_Given task_: Exactly repeat the material, dropping every picture from the copy.

_Input rows_:
━━━━━━━━━━━━━━━━━━━━━━━━━━━━━━

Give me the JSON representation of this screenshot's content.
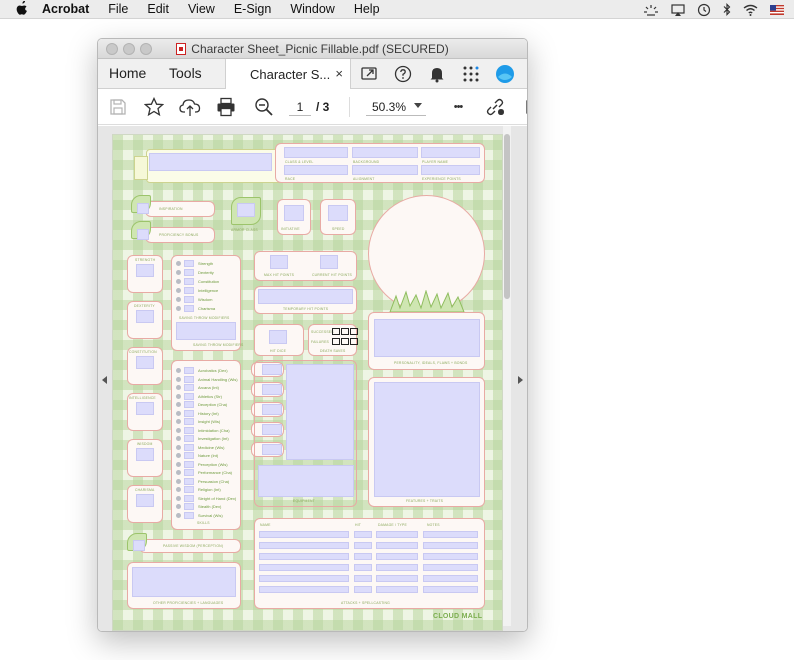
{
  "menubar": {
    "app_name": "Acrobat",
    "menus": [
      "File",
      "Edit",
      "View",
      "E-Sign",
      "Window",
      "Help"
    ]
  },
  "window": {
    "title": "Character Sheet_Picnic Fillable.pdf (SECURED)",
    "tabs": {
      "home": "Home",
      "tools": "Tools",
      "document": "Character S...",
      "close_glyph": "×"
    }
  },
  "toolbar": {
    "current_page": "1",
    "page_total": "/ 3",
    "zoom": "50.3%",
    "more_glyph": "•••"
  },
  "colors": {
    "page_bg": "#eef5e4",
    "box_border": "#e8aaa4",
    "field_fill": "#dcdcfb",
    "label_green": "#6d9a3c"
  },
  "sheet": {
    "header_labels": [
      "CLASS & LEVEL",
      "BACKGROUND",
      "PLAYER NAME",
      "RACE",
      "ALIGNMENT",
      "EXPERIENCE POINTS"
    ],
    "inspiration": "INSPIRATION",
    "proficiency_bonus": "PROFICIENCY BONUS",
    "armor_class": "ARMOR CLASS",
    "initiative": "INITIATIVE",
    "speed": "SPEED",
    "abilities": [
      "STRENGTH",
      "DEXTERITY",
      "CONSTITUTION",
      "INTELLIGENCE",
      "WISDOM",
      "CHARISMA"
    ],
    "saving_throws": [
      "Strength",
      "Dexterity",
      "Constitution",
      "Intelligence",
      "Wisdom",
      "Charisma"
    ],
    "saving_throws_caption": "SAVING THROW MODIFIERS",
    "hp_labels": [
      "MAX HIT POINTS",
      "CURRENT HIT POINTS"
    ],
    "temp_hp": "TEMPORARY HIT POINTS",
    "hit_dice": "HIT DICE",
    "death_saves": {
      "successes": "SUCCESSES",
      "failures": "FAILURES",
      "caption": "DEATH SAVES"
    },
    "personality": "PERSONALITY, IDEALS, FLAWS + BONDS",
    "skills": [
      "Acrobatics (Dex)",
      "Animal Handling (Wis)",
      "Arcana (Int)",
      "Athletics (Str)",
      "Deception (Cha)",
      "History (Int)",
      "Insight (Wis)",
      "Intimidation (Cha)",
      "Investigation (Int)",
      "Medicine (Wis)",
      "Nature (Int)",
      "Perception (Wis)",
      "Performance (Cha)",
      "Persuasion (Cha)",
      "Religion (Int)",
      "Sleight of Hand (Dex)",
      "Stealth (Dex)",
      "Survival (Wis)"
    ],
    "skills_caption": "SKILLS",
    "equipment": "EQUIPMENT",
    "features": "FEATURES + TRAITS",
    "passive_wisdom": "PASSIVE WISDOM (PERCEPTION)",
    "other_proficiencies": "OTHER PROFICIENCIES + LANGUAGES",
    "attack_headers": [
      "NAME",
      "HIT",
      "DAMAGE / TYPE",
      "NOTES"
    ],
    "attacks_caption": "ATTACKS + SPELLCASTING",
    "logo": "CLOUD MALL"
  }
}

━━━━━━━━━━━━━━━━━━━━━━━━━━━━━━

_Output of the task_:
Give me the JSON representation of this screenshot's content.
{
  "menubar": {
    "app_name": "Acrobat",
    "menus": [
      "File",
      "Edit",
      "View",
      "E-Sign",
      "Window",
      "Help"
    ]
  },
  "window": {
    "title": "Character Sheet_Picnic Fillable.pdf (SECURED)",
    "tabs": {
      "home": "Home",
      "tools": "Tools",
      "document": "Character S...",
      "close_glyph": "×"
    }
  },
  "toolbar": {
    "current_page": "1",
    "page_total": "/ 3",
    "zoom": "50.3%",
    "more_glyph": "•••"
  },
  "colors": {
    "page_bg": "#eef5e4",
    "box_border": "#e8aaa4",
    "field_fill": "#dcdcfb",
    "label_green": "#6d9a3c"
  },
  "sheet": {
    "header_labels": [
      "CLASS & LEVEL",
      "BACKGROUND",
      "PLAYER NAME",
      "RACE",
      "ALIGNMENT",
      "EXPERIENCE POINTS"
    ],
    "inspiration": "INSPIRATION",
    "proficiency_bonus": "PROFICIENCY BONUS",
    "armor_class": "ARMOR CLASS",
    "initiative": "INITIATIVE",
    "speed": "SPEED",
    "abilities": [
      "STRENGTH",
      "DEXTERITY",
      "CONSTITUTION",
      "INTELLIGENCE",
      "WISDOM",
      "CHARISMA"
    ],
    "saving_throws": [
      "Strength",
      "Dexterity",
      "Constitution",
      "Intelligence",
      "Wisdom",
      "Charisma"
    ],
    "saving_throws_caption": "SAVING THROW MODIFIERS",
    "hp_labels": [
      "MAX HIT POINTS",
      "CURRENT HIT POINTS"
    ],
    "temp_hp": "TEMPORARY HIT POINTS",
    "hit_dice": "HIT DICE",
    "death_saves": {
      "successes": "SUCCESSES",
      "failures": "FAILURES",
      "caption": "DEATH SAVES"
    },
    "personality": "PERSONALITY, IDEALS, FLAWS + BONDS",
    "skills": [
      "Acrobatics (Dex)",
      "Animal Handling (Wis)",
      "Arcana (Int)",
      "Athletics (Str)",
      "Deception (Cha)",
      "History (Int)",
      "Insight (Wis)",
      "Intimidation (Cha)",
      "Investigation (Int)",
      "Medicine (Wis)",
      "Nature (Int)",
      "Perception (Wis)",
      "Performance (Cha)",
      "Persuasion (Cha)",
      "Religion (Int)",
      "Sleight of Hand (Dex)",
      "Stealth (Dex)",
      "Survival (Wis)"
    ],
    "skills_caption": "SKILLS",
    "equipment": "EQUIPMENT",
    "features": "FEATURES + TRAITS",
    "passive_wisdom": "PASSIVE WISDOM (PERCEPTION)",
    "other_proficiencies": "OTHER PROFICIENCIES + LANGUAGES",
    "attack_headers": [
      "NAME",
      "HIT",
      "DAMAGE / TYPE",
      "NOTES"
    ],
    "attacks_caption": "ATTACKS + SPELLCASTING",
    "logo": "CLOUD MALL"
  }
}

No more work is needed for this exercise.